#### What to produce
Write every line of the material out exactly as shown.

#### Given records
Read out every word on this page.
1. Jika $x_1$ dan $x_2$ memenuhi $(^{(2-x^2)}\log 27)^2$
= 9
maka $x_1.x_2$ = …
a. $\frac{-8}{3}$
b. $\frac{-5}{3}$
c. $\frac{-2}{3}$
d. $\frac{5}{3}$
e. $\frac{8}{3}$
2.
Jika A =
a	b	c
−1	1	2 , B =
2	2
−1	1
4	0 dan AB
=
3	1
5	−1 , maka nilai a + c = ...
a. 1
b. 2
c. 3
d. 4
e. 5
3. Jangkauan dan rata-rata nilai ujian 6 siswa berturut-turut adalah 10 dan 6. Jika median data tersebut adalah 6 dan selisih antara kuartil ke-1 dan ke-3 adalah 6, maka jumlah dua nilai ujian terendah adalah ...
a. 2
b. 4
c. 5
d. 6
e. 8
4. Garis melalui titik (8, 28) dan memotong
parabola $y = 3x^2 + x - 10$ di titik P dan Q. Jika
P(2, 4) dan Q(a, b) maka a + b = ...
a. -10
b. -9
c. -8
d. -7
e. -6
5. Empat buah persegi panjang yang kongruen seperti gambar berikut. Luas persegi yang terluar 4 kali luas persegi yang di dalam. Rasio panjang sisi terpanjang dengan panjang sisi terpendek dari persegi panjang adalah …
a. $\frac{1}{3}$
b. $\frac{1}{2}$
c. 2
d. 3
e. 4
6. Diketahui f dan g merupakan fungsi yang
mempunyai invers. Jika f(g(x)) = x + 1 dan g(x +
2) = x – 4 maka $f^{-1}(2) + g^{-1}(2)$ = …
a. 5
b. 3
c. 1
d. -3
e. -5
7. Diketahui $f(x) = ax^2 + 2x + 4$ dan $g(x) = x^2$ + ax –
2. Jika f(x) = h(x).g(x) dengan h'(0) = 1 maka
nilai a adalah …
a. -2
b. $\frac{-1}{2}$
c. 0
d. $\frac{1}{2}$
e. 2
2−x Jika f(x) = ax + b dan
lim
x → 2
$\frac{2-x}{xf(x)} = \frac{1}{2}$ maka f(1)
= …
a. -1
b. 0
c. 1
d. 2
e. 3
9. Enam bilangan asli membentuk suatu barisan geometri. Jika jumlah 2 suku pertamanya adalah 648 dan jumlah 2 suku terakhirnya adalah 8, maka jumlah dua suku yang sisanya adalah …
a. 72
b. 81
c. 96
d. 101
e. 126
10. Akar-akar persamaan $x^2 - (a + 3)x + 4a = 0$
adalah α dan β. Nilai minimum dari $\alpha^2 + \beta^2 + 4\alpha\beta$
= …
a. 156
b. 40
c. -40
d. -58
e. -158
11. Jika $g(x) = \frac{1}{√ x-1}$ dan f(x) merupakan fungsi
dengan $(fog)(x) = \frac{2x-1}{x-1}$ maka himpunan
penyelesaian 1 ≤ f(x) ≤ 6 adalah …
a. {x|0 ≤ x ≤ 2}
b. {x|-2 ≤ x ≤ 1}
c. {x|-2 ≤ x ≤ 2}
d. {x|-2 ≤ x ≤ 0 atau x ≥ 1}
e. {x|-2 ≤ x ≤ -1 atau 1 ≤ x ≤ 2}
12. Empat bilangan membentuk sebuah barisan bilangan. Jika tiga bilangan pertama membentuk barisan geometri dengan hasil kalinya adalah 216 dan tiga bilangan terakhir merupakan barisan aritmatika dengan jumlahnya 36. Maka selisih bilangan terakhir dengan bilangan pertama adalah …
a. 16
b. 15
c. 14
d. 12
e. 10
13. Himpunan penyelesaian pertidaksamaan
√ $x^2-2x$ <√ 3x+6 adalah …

#### Solution for this exercise
Read out every word on this page.
1. Jika $x_1$ dan $x_2$ memenuhi $(^{(2-x^2)}\log 27)^2$
= 9
maka $x_1.x_2$ = …
a. $\frac{-8}{3}$
b. $\frac{-5}{3}$
c. $\frac{-2}{3}$
d. $\frac{5}{3}$
e. $\frac{8}{3}$
2.
Jika A =
a	b	c
−1	1	2 , B =
2	2
−1	1
4	0 dan AB
=
3	1
5	−1 , maka nilai a + c = ...
a. 1
b. 2
c. 3
d. 4
e. 5
3. Jangkauan dan rata-rata nilai ujian 6 siswa berturut-turut adalah 10 dan 6. Jika median data tersebut adalah 6 dan selisih antara kuartil ke-1 dan ke-3 adalah 6, maka jumlah dua nilai ujian terendah adalah ...
a. 2
b. 4
c. 5
d. 6
e. 8
4. Garis melalui titik (8, 28) dan memotong
parabola $y = 3x^2 + x - 10$ di titik P dan Q. Jika
P(2, 4) dan Q(a, b) maka a + b = ...
a. -10
b. -9
c. -8
d. -7
e. -6
5. Empat buah persegi panjang yang kongruen seperti gambar berikut. Luas persegi yang terluar 4 kali luas persegi yang di dalam. Rasio panjang sisi terpanjang dengan panjang sisi terpendek dari persegi panjang adalah …
a. $\frac{1}{3}$
b. $\frac{1}{2}$
c. 2
d. 3
e. 4
6. Diketahui f dan g merupakan fungsi yang
mempunyai invers. Jika f(g(x)) = x + 1 dan g(x +
2) = x – 4 maka $f^{-1}(2) + g^{-1}(2)$ = …
a. 5
b. 3
c. 1
d. -3
e. -5
7. Diketahui $f(x) = ax^2 + 2x + 4$ dan $g(x) = x^2$ + ax –
2. Jika f(x) = h(x).g(x) dengan h'(0) = 1 maka
nilai a adalah …
a. -2
b. $\frac{-1}{2}$
c. 0
d. $\frac{1}{2}$
e. 2
2−x Jika f(x) = ax + b dan
lim
x → 2
$\frac{2-x}{xf(x)} = \frac{1}{2}$ maka f(1)
= …
a. -1
b. 0
c. 1
d. 2
e. 3
9. Enam bilangan asli membentuk suatu barisan geometri. Jika jumlah 2 suku pertamanya adalah 648 dan jumlah 2 suku terakhirnya adalah 8, maka jumlah dua suku yang sisanya adalah …
a. 72
b. 81
c. 96
d. 101
e. 126
10. Akar-akar persamaan $x^2 - (a + 3)x + 4a = 0$
adalah α dan β. Nilai minimum dari $\alpha^2 + \beta^2 + 4\alpha\beta$
= …
a. 156
b. 40
c. -40
d. -58
e. -158
11. Jika $g(x) = \frac{1}{√ x-1}$ dan f(x) merupakan fungsi
dengan $(fog)(x) = \frac{2x-1}{x-1}$ maka himpunan
penyelesaian 1 ≤ f(x) ≤ 6 adalah …
a. {x|0 ≤ x ≤ 2}
b. {x|-2 ≤ x ≤ 1}
c. {x|-2 ≤ x ≤ 2}
d. {x|-2 ≤ x ≤ 0 atau x ≥ 1}
e. {x|-2 ≤ x ≤ -1 atau 1 ≤ x ≤ 2}
12. Empat bilangan membentuk sebuah barisan bilangan. Jika tiga bilangan pertama membentuk barisan geometri dengan hasil kalinya adalah 216 dan tiga bilangan terakhir merupakan barisan aritmatika dengan jumlahnya 36. Maka selisih bilangan terakhir dengan bilangan pertama adalah …
a. 16
b. 15
c. 14
d. 12
e. 10
13. Himpunan penyelesaian pertidaksamaan
√ $x^2-2x$ <√ 3x+6 adalah …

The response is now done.